··· Entries

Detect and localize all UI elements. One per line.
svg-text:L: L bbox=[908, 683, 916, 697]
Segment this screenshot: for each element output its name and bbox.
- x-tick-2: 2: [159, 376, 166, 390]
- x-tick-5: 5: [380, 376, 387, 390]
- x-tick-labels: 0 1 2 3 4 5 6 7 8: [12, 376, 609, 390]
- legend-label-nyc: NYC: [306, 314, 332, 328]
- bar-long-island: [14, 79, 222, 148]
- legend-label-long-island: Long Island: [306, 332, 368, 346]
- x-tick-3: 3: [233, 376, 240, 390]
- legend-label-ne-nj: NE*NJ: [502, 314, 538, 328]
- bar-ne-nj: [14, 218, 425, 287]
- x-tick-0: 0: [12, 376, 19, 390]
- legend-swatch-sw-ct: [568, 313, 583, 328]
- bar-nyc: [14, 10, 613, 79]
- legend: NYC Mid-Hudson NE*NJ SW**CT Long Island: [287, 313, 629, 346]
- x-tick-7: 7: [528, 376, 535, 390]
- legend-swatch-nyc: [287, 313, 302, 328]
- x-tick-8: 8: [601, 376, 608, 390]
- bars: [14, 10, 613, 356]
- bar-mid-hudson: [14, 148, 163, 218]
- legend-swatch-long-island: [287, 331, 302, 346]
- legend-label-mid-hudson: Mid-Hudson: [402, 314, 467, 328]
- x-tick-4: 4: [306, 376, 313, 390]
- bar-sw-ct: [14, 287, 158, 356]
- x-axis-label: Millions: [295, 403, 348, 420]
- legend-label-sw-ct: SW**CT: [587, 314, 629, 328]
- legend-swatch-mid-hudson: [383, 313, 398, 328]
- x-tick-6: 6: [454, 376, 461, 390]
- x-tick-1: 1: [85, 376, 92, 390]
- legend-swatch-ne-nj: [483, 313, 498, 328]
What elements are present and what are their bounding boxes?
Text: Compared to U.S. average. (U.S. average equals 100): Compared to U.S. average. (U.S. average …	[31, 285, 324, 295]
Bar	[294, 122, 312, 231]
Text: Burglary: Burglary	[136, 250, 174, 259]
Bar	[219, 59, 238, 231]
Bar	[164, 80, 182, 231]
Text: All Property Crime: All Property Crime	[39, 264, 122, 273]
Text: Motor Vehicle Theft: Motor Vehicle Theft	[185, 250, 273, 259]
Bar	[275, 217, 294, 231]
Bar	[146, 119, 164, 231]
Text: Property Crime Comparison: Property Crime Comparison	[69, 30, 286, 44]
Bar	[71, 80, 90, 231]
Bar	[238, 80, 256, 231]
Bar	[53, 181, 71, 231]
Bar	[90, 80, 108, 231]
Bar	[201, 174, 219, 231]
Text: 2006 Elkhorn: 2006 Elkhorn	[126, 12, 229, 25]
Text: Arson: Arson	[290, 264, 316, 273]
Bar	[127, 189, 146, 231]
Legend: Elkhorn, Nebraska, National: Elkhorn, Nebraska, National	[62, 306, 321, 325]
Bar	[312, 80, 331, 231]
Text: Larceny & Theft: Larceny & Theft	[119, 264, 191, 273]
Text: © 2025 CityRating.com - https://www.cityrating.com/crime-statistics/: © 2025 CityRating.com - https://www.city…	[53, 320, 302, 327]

······

Task:
Retype all of the records above line for line, with no changes.

Response to the task:
Detect and localize all UI elements. One per line.
svg-text:L: L bbox=[908, 683, 916, 697]
Segment this screenshot: for each element output its name and bbox.
- x-tick-2: 2: [159, 376, 166, 390]
- x-tick-5: 5: [380, 376, 387, 390]
- x-tick-labels: 0 1 2 3 4 5 6 7 8: [12, 376, 609, 390]
- legend-label-nyc: NYC: [306, 314, 332, 328]
- bar-long-island: [14, 79, 222, 148]
- legend-label-long-island: Long Island: [306, 332, 368, 346]
- x-tick-3: 3: [233, 376, 240, 390]
- legend-label-ne-nj: NE*NJ: [502, 314, 538, 328]
- bar-ne-nj: [14, 218, 425, 287]
- x-tick-0: 0: [12, 376, 19, 390]
- legend-swatch-sw-ct: [568, 313, 583, 328]
- bar-nyc: [14, 10, 613, 79]
- legend: NYC Mid-Hudson NE*NJ SW**CT Long Island: [287, 313, 629, 346]
- x-tick-7: 7: [528, 376, 535, 390]
- legend-swatch-nyc: [287, 313, 302, 328]
- x-tick-8: 8: [601, 376, 608, 390]
- bars: [14, 10, 613, 356]
- bar-mid-hudson: [14, 148, 163, 218]
- legend-swatch-long-island: [287, 331, 302, 346]
- legend-label-mid-hudson: Mid-Hudson: [402, 314, 467, 328]
- x-tick-4: 4: [306, 376, 313, 390]
- bar-sw-ct: [14, 287, 158, 356]
- x-axis-label: Millions: [295, 403, 348, 420]
- legend-label-sw-ct: SW**CT: [587, 314, 629, 328]
- legend-swatch-mid-hudson: [383, 313, 398, 328]
- x-tick-6: 6: [454, 376, 461, 390]
- x-tick-1: 1: [85, 376, 92, 390]
- legend-swatch-ne-nj: [483, 313, 498, 328]
What elements are present and what are their bounding boxes?
Text: Compared to U.S. average. (U.S. average equals 100): Compared to U.S. average. (U.S. average …	[31, 285, 324, 295]
Bar	[294, 122, 312, 231]
Text: Burglary: Burglary	[136, 250, 174, 259]
Bar	[219, 59, 238, 231]
Bar	[164, 80, 182, 231]
Text: All Property Crime: All Property Crime	[39, 264, 122, 273]
Text: Motor Vehicle Theft: Motor Vehicle Theft	[185, 250, 273, 259]
Bar	[275, 217, 294, 231]
Bar	[146, 119, 164, 231]
Text: Property Crime Comparison: Property Crime Comparison	[69, 30, 286, 44]
Bar	[71, 80, 90, 231]
Bar	[238, 80, 256, 231]
Bar	[53, 181, 71, 231]
Bar	[90, 80, 108, 231]
Bar	[201, 174, 219, 231]
Text: 2006 Elkhorn: 2006 Elkhorn	[126, 12, 229, 25]
Text: Arson: Arson	[290, 264, 316, 273]
Bar	[127, 189, 146, 231]
Legend: Elkhorn, Nebraska, National: Elkhorn, Nebraska, National	[62, 306, 321, 325]
Bar	[312, 80, 331, 231]
Text: Larceny & Theft: Larceny & Theft	[119, 264, 191, 273]
Text: © 2025 CityRating.com - https://www.cityrating.com/crime-statistics/: © 2025 CityRating.com - https://www.city…	[53, 320, 302, 327]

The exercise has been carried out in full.